AIM | Below are records; work out how many of their lines hold the string "color" and give that number alone.

Figure record listings:
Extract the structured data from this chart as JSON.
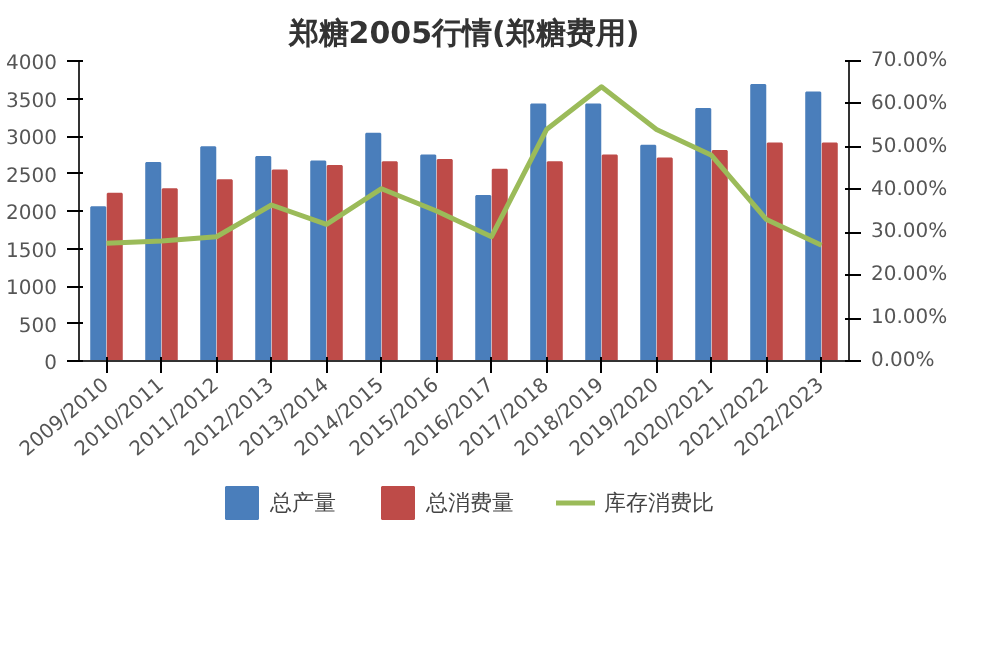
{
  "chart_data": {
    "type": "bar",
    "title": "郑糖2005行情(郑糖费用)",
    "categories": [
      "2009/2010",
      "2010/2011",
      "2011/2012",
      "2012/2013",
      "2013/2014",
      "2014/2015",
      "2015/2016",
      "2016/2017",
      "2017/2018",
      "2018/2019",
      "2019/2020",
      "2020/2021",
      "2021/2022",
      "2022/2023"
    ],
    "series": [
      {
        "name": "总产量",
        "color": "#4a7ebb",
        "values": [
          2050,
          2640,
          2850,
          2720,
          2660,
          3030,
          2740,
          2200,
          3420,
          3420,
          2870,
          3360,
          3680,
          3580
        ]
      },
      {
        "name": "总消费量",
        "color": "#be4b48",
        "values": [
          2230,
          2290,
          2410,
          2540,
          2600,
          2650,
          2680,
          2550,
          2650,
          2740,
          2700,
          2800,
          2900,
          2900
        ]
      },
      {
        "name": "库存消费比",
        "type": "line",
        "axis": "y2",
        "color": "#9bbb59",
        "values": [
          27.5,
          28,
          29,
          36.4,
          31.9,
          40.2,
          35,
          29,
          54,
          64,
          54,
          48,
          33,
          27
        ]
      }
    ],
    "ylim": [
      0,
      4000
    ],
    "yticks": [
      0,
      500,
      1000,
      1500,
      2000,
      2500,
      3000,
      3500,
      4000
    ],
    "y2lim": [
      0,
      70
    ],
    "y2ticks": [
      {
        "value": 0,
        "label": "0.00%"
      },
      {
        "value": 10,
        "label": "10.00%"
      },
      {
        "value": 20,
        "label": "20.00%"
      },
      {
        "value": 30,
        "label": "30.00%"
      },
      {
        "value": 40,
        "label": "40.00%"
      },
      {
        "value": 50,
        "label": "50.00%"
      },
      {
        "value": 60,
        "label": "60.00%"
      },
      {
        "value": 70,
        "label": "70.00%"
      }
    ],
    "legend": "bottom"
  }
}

SOLVED EXERCISE | 3